◆ **What the task requires**: Leave every picture out and write out the records below exactly.
··· Data
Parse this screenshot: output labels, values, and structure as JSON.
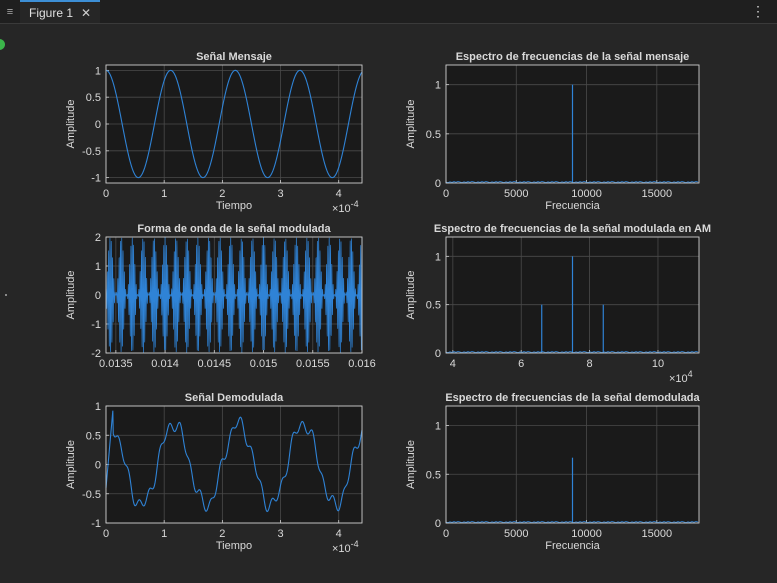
{
  "window": {
    "tab_label": "Figure 1",
    "close_glyph": "✕",
    "menu_glyph": "≡",
    "overflow_glyph": "⋮"
  },
  "colors": {
    "background": "#262626",
    "axes_bg": "#1a1a1a",
    "grid": "#4a4a4a",
    "axis": "#cfcfcf",
    "line": "#2f83d6",
    "text": "#d9d9d9"
  },
  "chart_data": [
    {
      "type": "line",
      "title": "Señal Mensaje",
      "xlabel": "Tiempo",
      "ylabel": "Amplitude",
      "xlim": [
        0,
        0.00044
      ],
      "ylim": [
        -1.1,
        1.1
      ],
      "xticks": [
        0,
        1,
        2,
        3,
        4
      ],
      "xtick_labels": [
        "0",
        "1",
        "2",
        "3",
        "4"
      ],
      "x_exponent_base": "×10",
      "x_exponent_power": "-4",
      "yticks": [
        -1,
        -0.5,
        0,
        0.5,
        1
      ],
      "ytick_labels": [
        "-1",
        "-0.5",
        "0",
        "0.5",
        "1"
      ],
      "grid": true,
      "series": [
        {
          "signal": "cos",
          "amplitude": 1,
          "frequency_hz": 9000,
          "x_range": [
            0,
            0.00044
          ]
        }
      ]
    },
    {
      "type": "line",
      "title": "Espectro de frecuencias de la señal mensaje",
      "xlabel": "Frecuencia",
      "ylabel": "Amplitude",
      "xlim": [
        0,
        18000
      ],
      "ylim": [
        0,
        1.2
      ],
      "xticks": [
        0,
        5000,
        10000,
        15000
      ],
      "xtick_labels": [
        "0",
        "5000",
        "10000",
        "15000"
      ],
      "yticks": [
        0,
        0.5,
        1
      ],
      "ytick_labels": [
        "0",
        "0.5",
        "1"
      ],
      "grid": true,
      "series": [
        {
          "peaks": [
            {
              "x": 9000,
              "y": 1
            }
          ]
        }
      ]
    },
    {
      "type": "line",
      "title": "Forma de onda de la señal modulada",
      "xlabel": "",
      "ylabel": "Amplitude",
      "xlim": [
        0.0134,
        0.016
      ],
      "ylim": [
        -2,
        2
      ],
      "xticks": [
        0.0135,
        0.014,
        0.0145,
        0.015,
        0.0155,
        0.016
      ],
      "xtick_labels": [
        "0.0135",
        "0.014",
        "0.0145",
        "0.015",
        "0.0155",
        "0.016"
      ],
      "yticks": [
        -2,
        -1,
        0,
        1,
        2
      ],
      "ytick_labels": [
        "-2",
        "-1",
        "0",
        "1",
        "2"
      ],
      "grid": true,
      "series": [
        {
          "signal": "am",
          "carrier_hz": 75000,
          "message_hz": 9000,
          "x_range": [
            0.0134,
            0.016
          ]
        }
      ]
    },
    {
      "type": "line",
      "title": "Espectro de frecuencias de la señal modulada en AM",
      "xlabel": "",
      "ylabel": "Amplitude",
      "xlim": [
        38000,
        112000
      ],
      "ylim": [
        0,
        1.2
      ],
      "xticks": [
        40000,
        60000,
        80000,
        100000
      ],
      "xtick_labels": [
        "4",
        "6",
        "8",
        "10"
      ],
      "x_exponent_base": "×10",
      "x_exponent_power": "4",
      "yticks": [
        0,
        0.5,
        1
      ],
      "ytick_labels": [
        "0",
        "0.5",
        "1"
      ],
      "grid": true,
      "series": [
        {
          "peaks": [
            {
              "x": 66000,
              "y": 0.5
            },
            {
              "x": 75000,
              "y": 1
            },
            {
              "x": 84000,
              "y": 0.5
            }
          ]
        }
      ]
    },
    {
      "type": "line",
      "title": "Señal Demodulada",
      "xlabel": "Tiempo",
      "ylabel": "Amplitude",
      "xlim": [
        0,
        0.00044
      ],
      "ylim": [
        -1,
        1
      ],
      "xticks": [
        0,
        1,
        2,
        3,
        4
      ],
      "xtick_labels": [
        "0",
        "1",
        "2",
        "3",
        "4"
      ],
      "x_exponent_base": "×10",
      "x_exponent_power": "-4",
      "yticks": [
        -1,
        -0.5,
        0,
        0.5,
        1
      ],
      "ytick_labels": [
        "-1",
        "-0.5",
        "0",
        "0.5",
        "1"
      ],
      "grid": true,
      "series": [
        {
          "signal": "demod",
          "amplitude": 0.7,
          "frequency_hz": 9000,
          "x_range": [
            0,
            0.00044
          ]
        }
      ]
    },
    {
      "type": "line",
      "title": "Espectro de frecuencias de la señal demodulada",
      "xlabel": "Frecuencia",
      "ylabel": "Amplitude",
      "xlim": [
        0,
        18000
      ],
      "ylim": [
        0,
        1.2
      ],
      "xticks": [
        0,
        5000,
        10000,
        15000
      ],
      "xtick_labels": [
        "0",
        "5000",
        "10000",
        "15000"
      ],
      "yticks": [
        0,
        0.5,
        1
      ],
      "ytick_labels": [
        "0",
        "0.5",
        "1"
      ],
      "grid": true,
      "series": [
        {
          "peaks": [
            {
              "x": 9000,
              "y": 0.67
            }
          ]
        }
      ]
    }
  ]
}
······
◆ **Worked answer**:
Parse this screenshot: output labels, values, and structure as JSON.
{
  "window": {
    "tab_label": "Figure 1",
    "close_glyph": "✕",
    "menu_glyph": "≡",
    "overflow_glyph": "⋮"
  },
  "colors": {
    "background": "#262626",
    "axes_bg": "#1a1a1a",
    "grid": "#4a4a4a",
    "axis": "#cfcfcf",
    "line": "#2f83d6",
    "text": "#d9d9d9"
  },
  "chart_data": [
    {
      "type": "line",
      "title": "Señal Mensaje",
      "xlabel": "Tiempo",
      "ylabel": "Amplitude",
      "xlim": [
        0,
        0.00044
      ],
      "ylim": [
        -1.1,
        1.1
      ],
      "xticks": [
        0,
        1,
        2,
        3,
        4
      ],
      "xtick_labels": [
        "0",
        "1",
        "2",
        "3",
        "4"
      ],
      "x_exponent_base": "×10",
      "x_exponent_power": "-4",
      "yticks": [
        -1,
        -0.5,
        0,
        0.5,
        1
      ],
      "ytick_labels": [
        "-1",
        "-0.5",
        "0",
        "0.5",
        "1"
      ],
      "grid": true,
      "series": [
        {
          "signal": "cos",
          "amplitude": 1,
          "frequency_hz": 9000,
          "x_range": [
            0,
            0.00044
          ]
        }
      ]
    },
    {
      "type": "line",
      "title": "Espectro de frecuencias de la señal mensaje",
      "xlabel": "Frecuencia",
      "ylabel": "Amplitude",
      "xlim": [
        0,
        18000
      ],
      "ylim": [
        0,
        1.2
      ],
      "xticks": [
        0,
        5000,
        10000,
        15000
      ],
      "xtick_labels": [
        "0",
        "5000",
        "10000",
        "15000"
      ],
      "yticks": [
        0,
        0.5,
        1
      ],
      "ytick_labels": [
        "0",
        "0.5",
        "1"
      ],
      "grid": true,
      "series": [
        {
          "peaks": [
            {
              "x": 9000,
              "y": 1
            }
          ]
        }
      ]
    },
    {
      "type": "line",
      "title": "Forma de onda de la señal modulada",
      "xlabel": "",
      "ylabel": "Amplitude",
      "xlim": [
        0.0134,
        0.016
      ],
      "ylim": [
        -2,
        2
      ],
      "xticks": [
        0.0135,
        0.014,
        0.0145,
        0.015,
        0.0155,
        0.016
      ],
      "xtick_labels": [
        "0.0135",
        "0.014",
        "0.0145",
        "0.015",
        "0.0155",
        "0.016"
      ],
      "yticks": [
        -2,
        -1,
        0,
        1,
        2
      ],
      "ytick_labels": [
        "-2",
        "-1",
        "0",
        "1",
        "2"
      ],
      "grid": true,
      "series": [
        {
          "signal": "am",
          "carrier_hz": 75000,
          "message_hz": 9000,
          "x_range": [
            0.0134,
            0.016
          ]
        }
      ]
    },
    {
      "type": "line",
      "title": "Espectro de frecuencias de la señal modulada en AM",
      "xlabel": "",
      "ylabel": "Amplitude",
      "xlim": [
        38000,
        112000
      ],
      "ylim": [
        0,
        1.2
      ],
      "xticks": [
        40000,
        60000,
        80000,
        100000
      ],
      "xtick_labels": [
        "4",
        "6",
        "8",
        "10"
      ],
      "x_exponent_base": "×10",
      "x_exponent_power": "4",
      "yticks": [
        0,
        0.5,
        1
      ],
      "ytick_labels": [
        "0",
        "0.5",
        "1"
      ],
      "grid": true,
      "series": [
        {
          "peaks": [
            {
              "x": 66000,
              "y": 0.5
            },
            {
              "x": 75000,
              "y": 1
            },
            {
              "x": 84000,
              "y": 0.5
            }
          ]
        }
      ]
    },
    {
      "type": "line",
      "title": "Señal Demodulada",
      "xlabel": "Tiempo",
      "ylabel": "Amplitude",
      "xlim": [
        0,
        0.00044
      ],
      "ylim": [
        -1,
        1
      ],
      "xticks": [
        0,
        1,
        2,
        3,
        4
      ],
      "xtick_labels": [
        "0",
        "1",
        "2",
        "3",
        "4"
      ],
      "x_exponent_base": "×10",
      "x_exponent_power": "-4",
      "yticks": [
        -1,
        -0.5,
        0,
        0.5,
        1
      ],
      "ytick_labels": [
        "-1",
        "-0.5",
        "0",
        "0.5",
        "1"
      ],
      "grid": true,
      "series": [
        {
          "signal": "demod",
          "amplitude": 0.7,
          "frequency_hz": 9000,
          "x_range": [
            0,
            0.00044
          ]
        }
      ]
    },
    {
      "type": "line",
      "title": "Espectro de frecuencias de la señal demodulada",
      "xlabel": "Frecuencia",
      "ylabel": "Amplitude",
      "xlim": [
        0,
        18000
      ],
      "ylim": [
        0,
        1.2
      ],
      "xticks": [
        0,
        5000,
        10000,
        15000
      ],
      "xtick_labels": [
        "0",
        "5000",
        "10000",
        "15000"
      ],
      "yticks": [
        0,
        0.5,
        1
      ],
      "ytick_labels": [
        "0",
        "0.5",
        "1"
      ],
      "grid": true,
      "series": [
        {
          "peaks": [
            {
              "x": 9000,
              "y": 0.67
            }
          ]
        }
      ]
    }
  ]
}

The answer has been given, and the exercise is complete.